[Data supplied start]

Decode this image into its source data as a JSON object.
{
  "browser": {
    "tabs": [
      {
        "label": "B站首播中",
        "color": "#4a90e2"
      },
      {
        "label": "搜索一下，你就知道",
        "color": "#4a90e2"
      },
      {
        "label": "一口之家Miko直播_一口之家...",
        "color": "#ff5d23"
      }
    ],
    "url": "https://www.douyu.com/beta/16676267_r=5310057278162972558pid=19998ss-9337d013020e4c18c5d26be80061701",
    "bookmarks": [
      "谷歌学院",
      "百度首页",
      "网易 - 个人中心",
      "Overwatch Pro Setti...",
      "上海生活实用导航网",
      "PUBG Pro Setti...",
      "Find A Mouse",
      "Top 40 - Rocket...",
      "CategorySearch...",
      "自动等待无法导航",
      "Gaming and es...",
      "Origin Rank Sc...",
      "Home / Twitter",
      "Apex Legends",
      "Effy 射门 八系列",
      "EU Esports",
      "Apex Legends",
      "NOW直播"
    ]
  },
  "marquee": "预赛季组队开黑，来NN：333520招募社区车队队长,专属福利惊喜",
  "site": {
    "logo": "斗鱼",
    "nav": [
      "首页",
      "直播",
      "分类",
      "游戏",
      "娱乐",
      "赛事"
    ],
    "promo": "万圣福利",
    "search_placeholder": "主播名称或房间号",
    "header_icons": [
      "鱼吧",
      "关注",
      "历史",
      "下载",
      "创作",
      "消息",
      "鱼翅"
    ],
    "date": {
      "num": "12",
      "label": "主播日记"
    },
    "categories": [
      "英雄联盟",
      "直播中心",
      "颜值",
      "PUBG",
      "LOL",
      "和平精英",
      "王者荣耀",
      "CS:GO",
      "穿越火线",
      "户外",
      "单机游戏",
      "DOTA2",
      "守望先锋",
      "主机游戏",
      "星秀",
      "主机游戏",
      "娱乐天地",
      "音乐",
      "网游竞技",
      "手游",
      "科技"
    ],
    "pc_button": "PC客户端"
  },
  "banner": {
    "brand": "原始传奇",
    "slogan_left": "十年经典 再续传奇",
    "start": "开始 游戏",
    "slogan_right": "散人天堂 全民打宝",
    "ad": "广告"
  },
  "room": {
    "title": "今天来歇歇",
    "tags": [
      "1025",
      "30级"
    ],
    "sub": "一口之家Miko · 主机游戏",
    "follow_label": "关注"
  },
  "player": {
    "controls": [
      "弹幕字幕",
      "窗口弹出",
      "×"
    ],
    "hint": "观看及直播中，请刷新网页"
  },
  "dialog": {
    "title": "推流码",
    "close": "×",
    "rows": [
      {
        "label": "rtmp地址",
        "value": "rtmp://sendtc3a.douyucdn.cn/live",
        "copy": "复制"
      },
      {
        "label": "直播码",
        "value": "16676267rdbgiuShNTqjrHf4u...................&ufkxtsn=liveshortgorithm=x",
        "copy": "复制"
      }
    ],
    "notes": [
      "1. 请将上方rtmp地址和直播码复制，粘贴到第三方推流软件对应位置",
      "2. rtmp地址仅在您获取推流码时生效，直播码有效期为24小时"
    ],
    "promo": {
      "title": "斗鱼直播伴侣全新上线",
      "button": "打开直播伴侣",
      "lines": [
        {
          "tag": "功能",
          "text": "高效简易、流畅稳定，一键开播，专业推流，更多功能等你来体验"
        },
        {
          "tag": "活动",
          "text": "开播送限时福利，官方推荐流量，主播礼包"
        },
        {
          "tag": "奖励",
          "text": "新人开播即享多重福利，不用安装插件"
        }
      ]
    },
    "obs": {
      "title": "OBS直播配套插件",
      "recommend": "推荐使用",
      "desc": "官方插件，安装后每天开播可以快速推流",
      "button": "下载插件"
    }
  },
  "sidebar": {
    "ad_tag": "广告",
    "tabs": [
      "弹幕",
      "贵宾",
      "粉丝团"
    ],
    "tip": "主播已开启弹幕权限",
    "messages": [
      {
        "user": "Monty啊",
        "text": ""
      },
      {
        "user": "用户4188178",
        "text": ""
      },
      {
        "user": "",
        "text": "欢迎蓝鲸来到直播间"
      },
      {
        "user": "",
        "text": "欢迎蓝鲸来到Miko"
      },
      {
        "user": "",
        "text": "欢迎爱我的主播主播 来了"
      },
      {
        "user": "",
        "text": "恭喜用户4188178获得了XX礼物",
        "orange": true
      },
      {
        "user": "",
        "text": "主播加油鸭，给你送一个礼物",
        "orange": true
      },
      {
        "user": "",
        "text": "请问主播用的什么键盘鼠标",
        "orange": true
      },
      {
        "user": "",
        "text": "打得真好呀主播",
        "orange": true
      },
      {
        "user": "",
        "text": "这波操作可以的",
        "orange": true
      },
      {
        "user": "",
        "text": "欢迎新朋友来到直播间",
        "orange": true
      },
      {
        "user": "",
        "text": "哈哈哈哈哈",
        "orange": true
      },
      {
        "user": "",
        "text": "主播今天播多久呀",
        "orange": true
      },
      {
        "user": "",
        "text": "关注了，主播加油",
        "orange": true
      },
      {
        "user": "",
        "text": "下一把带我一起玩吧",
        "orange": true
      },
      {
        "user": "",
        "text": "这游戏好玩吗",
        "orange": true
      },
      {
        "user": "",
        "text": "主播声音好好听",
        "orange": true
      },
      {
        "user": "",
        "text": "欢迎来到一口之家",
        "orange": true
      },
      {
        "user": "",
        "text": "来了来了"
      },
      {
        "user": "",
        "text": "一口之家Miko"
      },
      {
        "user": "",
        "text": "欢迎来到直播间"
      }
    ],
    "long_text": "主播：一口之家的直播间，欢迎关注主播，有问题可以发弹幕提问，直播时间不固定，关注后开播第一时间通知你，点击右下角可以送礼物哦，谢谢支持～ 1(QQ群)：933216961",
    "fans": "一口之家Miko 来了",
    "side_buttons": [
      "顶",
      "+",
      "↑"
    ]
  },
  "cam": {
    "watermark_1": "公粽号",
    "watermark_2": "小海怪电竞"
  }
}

[Data supplied end]

▶ Exercise aim:
Using the data above, print every record exactly as shown.

▶ Result for this task:
Decode this image into its source data as a JSON object.
{
  "browser": {
    "tabs": [
      {
        "label": "B站首播中",
        "color": "#4a90e2"
      },
      {
        "label": "搜索一下，你就知道",
        "color": "#4a90e2"
      },
      {
        "label": "一口之家Miko直播_一口之家...",
        "color": "#ff5d23"
      }
    ],
    "url": "https://www.douyu.com/beta/16676267_r=5310057278162972558pid=19998ss-9337d013020e4c18c5d26be80061701",
    "bookmarks": [
      "谷歌学院",
      "百度首页",
      "网易 - 个人中心",
      "Overwatch Pro Setti...",
      "上海生活实用导航网",
      "PUBG Pro Setti...",
      "Find A Mouse",
      "Top 40 - Rocket...",
      "CategorySearch...",
      "自动等待无法导航",
      "Gaming and es...",
      "Origin Rank Sc...",
      "Home / Twitter",
      "Apex Legends",
      "Effy 射门 八系列",
      "EU Esports",
      "Apex Legends",
      "NOW直播"
    ]
  },
  "marquee": "预赛季组队开黑，来NN：333520招募社区车队队长,专属福利惊喜",
  "site": {
    "logo": "斗鱼",
    "nav": [
      "首页",
      "直播",
      "分类",
      "游戏",
      "娱乐",
      "赛事"
    ],
    "promo": "万圣福利",
    "search_placeholder": "主播名称或房间号",
    "header_icons": [
      "鱼吧",
      "关注",
      "历史",
      "下载",
      "创作",
      "消息",
      "鱼翅"
    ],
    "date": {
      "num": "12",
      "label": "主播日记"
    },
    "categories": [
      "英雄联盟",
      "直播中心",
      "颜值",
      "PUBG",
      "LOL",
      "和平精英",
      "王者荣耀",
      "CS:GO",
      "穿越火线",
      "户外",
      "单机游戏",
      "DOTA2",
      "守望先锋",
      "主机游戏",
      "星秀",
      "主机游戏",
      "娱乐天地",
      "音乐",
      "网游竞技",
      "手游",
      "科技"
    ],
    "pc_button": "PC客户端"
  },
  "banner": {
    "brand": "原始传奇",
    "slogan_left": "十年经典 再续传奇",
    "start": "开始 游戏",
    "slogan_right": "散人天堂 全民打宝",
    "ad": "广告"
  },
  "room": {
    "title": "今天来歇歇",
    "tags": [
      "1025",
      "30级"
    ],
    "sub": "一口之家Miko · 主机游戏",
    "follow_label": "关注"
  },
  "player": {
    "controls": [
      "弹幕字幕",
      "窗口弹出",
      "×"
    ],
    "hint": "观看及直播中，请刷新网页"
  },
  "dialog": {
    "title": "推流码",
    "close": "×",
    "rows": [
      {
        "label": "rtmp地址",
        "value": "rtmp://sendtc3a.douyucdn.cn/live",
        "copy": "复制"
      },
      {
        "label": "直播码",
        "value": "16676267rdbgiuShNTqjrHf4u...................&ufkxtsn=liveshortgorithm=x",
        "copy": "复制"
      }
    ],
    "notes": [
      "1. 请将上方rtmp地址和直播码复制，粘贴到第三方推流软件对应位置",
      "2. rtmp地址仅在您获取推流码时生效，直播码有效期为24小时"
    ],
    "promo": {
      "title": "斗鱼直播伴侣全新上线",
      "button": "打开直播伴侣",
      "lines": [
        {
          "tag": "功能",
          "text": "高效简易、流畅稳定，一键开播，专业推流，更多功能等你来体验"
        },
        {
          "tag": "活动",
          "text": "开播送限时福利，官方推荐流量，主播礼包"
        },
        {
          "tag": "奖励",
          "text": "新人开播即享多重福利，不用安装插件"
        }
      ]
    },
    "obs": {
      "title": "OBS直播配套插件",
      "recommend": "推荐使用",
      "desc": "官方插件，安装后每天开播可以快速推流",
      "button": "下载插件"
    }
  },
  "sidebar": {
    "ad_tag": "广告",
    "tabs": [
      "弹幕",
      "贵宾",
      "粉丝团"
    ],
    "tip": "主播已开启弹幕权限",
    "messages": [
      {
        "user": "Monty啊",
        "text": ""
      },
      {
        "user": "用户4188178",
        "text": ""
      },
      {
        "user": "",
        "text": "欢迎蓝鲸来到直播间"
      },
      {
        "user": "",
        "text": "欢迎蓝鲸来到Miko"
      },
      {
        "user": "",
        "text": "欢迎爱我的主播主播 来了"
      },
      {
        "user": "",
        "text": "恭喜用户4188178获得了XX礼物",
        "orange": true
      },
      {
        "user": "",
        "text": "主播加油鸭，给你送一个礼物",
        "orange": true
      },
      {
        "user": "",
        "text": "请问主播用的什么键盘鼠标",
        "orange": true
      },
      {
        "user": "",
        "text": "打得真好呀主播",
        "orange": true
      },
      {
        "user": "",
        "text": "这波操作可以的",
        "orange": true
      },
      {
        "user": "",
        "text": "欢迎新朋友来到直播间",
        "orange": true
      },
      {
        "user": "",
        "text": "哈哈哈哈哈",
        "orange": true
      },
      {
        "user": "",
        "text": "主播今天播多久呀",
        "orange": true
      },
      {
        "user": "",
        "text": "关注了，主播加油",
        "orange": true
      },
      {
        "user": "",
        "text": "下一把带我一起玩吧",
        "orange": true
      },
      {
        "user": "",
        "text": "这游戏好玩吗",
        "orange": true
      },
      {
        "user": "",
        "text": "主播声音好好听",
        "orange": true
      },
      {
        "user": "",
        "text": "欢迎来到一口之家",
        "orange": true
      },
      {
        "user": "",
        "text": "来了来了"
      },
      {
        "user": "",
        "text": "一口之家Miko"
      },
      {
        "user": "",
        "text": "欢迎来到直播间"
      }
    ],
    "long_text": "主播：一口之家的直播间，欢迎关注主播，有问题可以发弹幕提问，直播时间不固定，关注后开播第一时间通知你，点击右下角可以送礼物哦，谢谢支持～ 1(QQ群)：933216961",
    "fans": "一口之家Miko 来了",
    "side_buttons": [
      "顶",
      "+",
      "↑"
    ]
  },
  "cam": {
    "watermark_1": "公粽号",
    "watermark_2": "小海怪电竞"
  }
}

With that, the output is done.